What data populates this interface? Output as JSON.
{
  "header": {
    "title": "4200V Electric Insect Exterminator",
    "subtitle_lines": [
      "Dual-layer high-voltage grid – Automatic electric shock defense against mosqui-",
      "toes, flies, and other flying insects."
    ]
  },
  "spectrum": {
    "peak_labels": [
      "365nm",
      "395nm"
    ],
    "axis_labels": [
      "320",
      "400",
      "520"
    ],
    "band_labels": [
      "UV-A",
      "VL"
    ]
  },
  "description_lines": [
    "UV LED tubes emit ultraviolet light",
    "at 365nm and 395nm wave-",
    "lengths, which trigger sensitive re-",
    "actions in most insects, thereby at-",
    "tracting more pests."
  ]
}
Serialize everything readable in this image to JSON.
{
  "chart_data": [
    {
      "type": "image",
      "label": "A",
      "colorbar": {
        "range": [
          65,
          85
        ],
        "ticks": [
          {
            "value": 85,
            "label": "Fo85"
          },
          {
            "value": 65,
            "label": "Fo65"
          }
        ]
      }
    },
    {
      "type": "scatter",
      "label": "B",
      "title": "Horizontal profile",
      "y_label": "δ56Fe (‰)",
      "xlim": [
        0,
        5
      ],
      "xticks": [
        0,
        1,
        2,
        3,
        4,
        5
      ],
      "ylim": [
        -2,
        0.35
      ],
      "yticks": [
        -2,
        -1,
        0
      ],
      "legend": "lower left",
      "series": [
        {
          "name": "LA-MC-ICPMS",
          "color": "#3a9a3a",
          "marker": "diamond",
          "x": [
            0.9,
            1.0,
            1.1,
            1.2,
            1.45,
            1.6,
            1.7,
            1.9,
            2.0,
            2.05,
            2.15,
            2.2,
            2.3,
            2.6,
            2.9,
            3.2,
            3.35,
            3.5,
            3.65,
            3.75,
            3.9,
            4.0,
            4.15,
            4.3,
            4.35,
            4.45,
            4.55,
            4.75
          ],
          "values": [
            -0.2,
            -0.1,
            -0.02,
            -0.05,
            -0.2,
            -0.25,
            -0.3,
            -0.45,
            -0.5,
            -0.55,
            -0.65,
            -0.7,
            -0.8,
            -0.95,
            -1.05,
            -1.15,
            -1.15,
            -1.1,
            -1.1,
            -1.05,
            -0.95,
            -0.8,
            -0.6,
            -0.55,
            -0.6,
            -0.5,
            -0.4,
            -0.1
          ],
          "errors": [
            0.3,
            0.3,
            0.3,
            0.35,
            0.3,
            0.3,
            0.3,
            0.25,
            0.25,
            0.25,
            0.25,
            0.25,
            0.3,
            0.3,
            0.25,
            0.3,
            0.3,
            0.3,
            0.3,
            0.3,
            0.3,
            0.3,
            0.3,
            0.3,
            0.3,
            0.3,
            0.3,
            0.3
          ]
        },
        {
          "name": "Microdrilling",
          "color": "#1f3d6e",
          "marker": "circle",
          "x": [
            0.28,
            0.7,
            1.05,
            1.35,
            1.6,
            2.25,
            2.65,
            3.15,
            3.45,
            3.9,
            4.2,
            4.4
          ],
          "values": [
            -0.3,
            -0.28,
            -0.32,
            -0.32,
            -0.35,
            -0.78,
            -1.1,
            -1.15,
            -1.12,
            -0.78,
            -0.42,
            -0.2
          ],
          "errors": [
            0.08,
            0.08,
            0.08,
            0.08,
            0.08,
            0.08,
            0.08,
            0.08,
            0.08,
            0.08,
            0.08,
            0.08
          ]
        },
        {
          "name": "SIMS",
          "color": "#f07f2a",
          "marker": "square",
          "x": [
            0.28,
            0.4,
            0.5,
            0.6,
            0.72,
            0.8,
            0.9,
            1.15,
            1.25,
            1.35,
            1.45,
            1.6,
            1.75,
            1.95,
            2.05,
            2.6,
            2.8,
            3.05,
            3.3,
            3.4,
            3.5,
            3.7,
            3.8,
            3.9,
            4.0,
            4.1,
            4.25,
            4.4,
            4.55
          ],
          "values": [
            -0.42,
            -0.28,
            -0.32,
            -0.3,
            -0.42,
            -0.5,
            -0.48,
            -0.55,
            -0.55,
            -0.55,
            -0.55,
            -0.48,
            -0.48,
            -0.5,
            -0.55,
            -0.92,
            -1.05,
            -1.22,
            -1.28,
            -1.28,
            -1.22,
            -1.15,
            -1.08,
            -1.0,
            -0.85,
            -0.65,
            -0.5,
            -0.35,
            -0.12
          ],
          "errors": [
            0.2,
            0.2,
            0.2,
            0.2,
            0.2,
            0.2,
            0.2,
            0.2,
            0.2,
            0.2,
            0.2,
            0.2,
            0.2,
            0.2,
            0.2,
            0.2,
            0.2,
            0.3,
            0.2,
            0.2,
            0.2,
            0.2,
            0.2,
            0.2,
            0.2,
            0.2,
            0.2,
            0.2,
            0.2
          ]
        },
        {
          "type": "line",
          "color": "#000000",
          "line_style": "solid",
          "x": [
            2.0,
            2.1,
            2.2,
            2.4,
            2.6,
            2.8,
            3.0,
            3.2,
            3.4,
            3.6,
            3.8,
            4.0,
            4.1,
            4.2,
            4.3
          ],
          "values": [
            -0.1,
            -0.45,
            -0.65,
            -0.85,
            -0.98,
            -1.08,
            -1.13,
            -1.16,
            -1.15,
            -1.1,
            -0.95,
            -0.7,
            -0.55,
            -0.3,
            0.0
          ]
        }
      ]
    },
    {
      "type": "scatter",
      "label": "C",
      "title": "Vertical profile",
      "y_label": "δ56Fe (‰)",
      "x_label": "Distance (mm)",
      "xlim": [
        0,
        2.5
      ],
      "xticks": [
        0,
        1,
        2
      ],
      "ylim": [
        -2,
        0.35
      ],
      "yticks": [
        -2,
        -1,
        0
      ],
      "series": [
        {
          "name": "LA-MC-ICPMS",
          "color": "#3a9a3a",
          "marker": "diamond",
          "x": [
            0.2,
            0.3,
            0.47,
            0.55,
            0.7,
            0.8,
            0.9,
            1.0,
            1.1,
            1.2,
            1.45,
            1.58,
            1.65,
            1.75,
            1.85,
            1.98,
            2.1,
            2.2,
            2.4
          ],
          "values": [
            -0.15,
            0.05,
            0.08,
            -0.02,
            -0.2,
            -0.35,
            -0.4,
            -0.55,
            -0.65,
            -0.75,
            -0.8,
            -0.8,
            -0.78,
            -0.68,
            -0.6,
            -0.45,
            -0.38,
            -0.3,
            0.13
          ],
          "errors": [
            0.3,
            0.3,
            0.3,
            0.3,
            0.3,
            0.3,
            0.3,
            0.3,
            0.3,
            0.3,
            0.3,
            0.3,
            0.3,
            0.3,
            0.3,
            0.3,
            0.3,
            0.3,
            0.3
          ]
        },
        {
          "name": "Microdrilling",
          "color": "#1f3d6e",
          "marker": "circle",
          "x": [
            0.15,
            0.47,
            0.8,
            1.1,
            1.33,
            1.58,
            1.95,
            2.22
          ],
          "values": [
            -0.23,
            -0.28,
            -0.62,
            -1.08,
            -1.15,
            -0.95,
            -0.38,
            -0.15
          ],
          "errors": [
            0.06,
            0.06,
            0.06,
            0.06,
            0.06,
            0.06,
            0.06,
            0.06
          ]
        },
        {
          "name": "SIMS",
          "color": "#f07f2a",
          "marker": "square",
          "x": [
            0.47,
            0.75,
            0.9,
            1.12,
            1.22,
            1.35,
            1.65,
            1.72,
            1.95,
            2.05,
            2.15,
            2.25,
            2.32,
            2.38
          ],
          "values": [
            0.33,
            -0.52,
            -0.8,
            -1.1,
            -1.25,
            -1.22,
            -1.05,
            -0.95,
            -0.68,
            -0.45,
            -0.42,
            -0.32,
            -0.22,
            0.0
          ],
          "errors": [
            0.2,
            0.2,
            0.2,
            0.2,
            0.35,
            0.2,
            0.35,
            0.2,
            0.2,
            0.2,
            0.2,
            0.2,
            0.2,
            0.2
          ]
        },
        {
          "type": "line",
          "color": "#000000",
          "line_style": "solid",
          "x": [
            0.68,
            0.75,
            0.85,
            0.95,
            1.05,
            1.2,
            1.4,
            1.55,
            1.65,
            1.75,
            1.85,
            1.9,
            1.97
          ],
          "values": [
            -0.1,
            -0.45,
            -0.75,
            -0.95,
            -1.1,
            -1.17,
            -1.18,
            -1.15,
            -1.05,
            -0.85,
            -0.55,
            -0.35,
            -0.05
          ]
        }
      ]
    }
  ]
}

· · · ·

• _Written request_: Sift the material for lines with the string "image". Copy each one found.

• _Solution to this exercise_:
Serialize everything readable in this image to JSON.
      "type": "image",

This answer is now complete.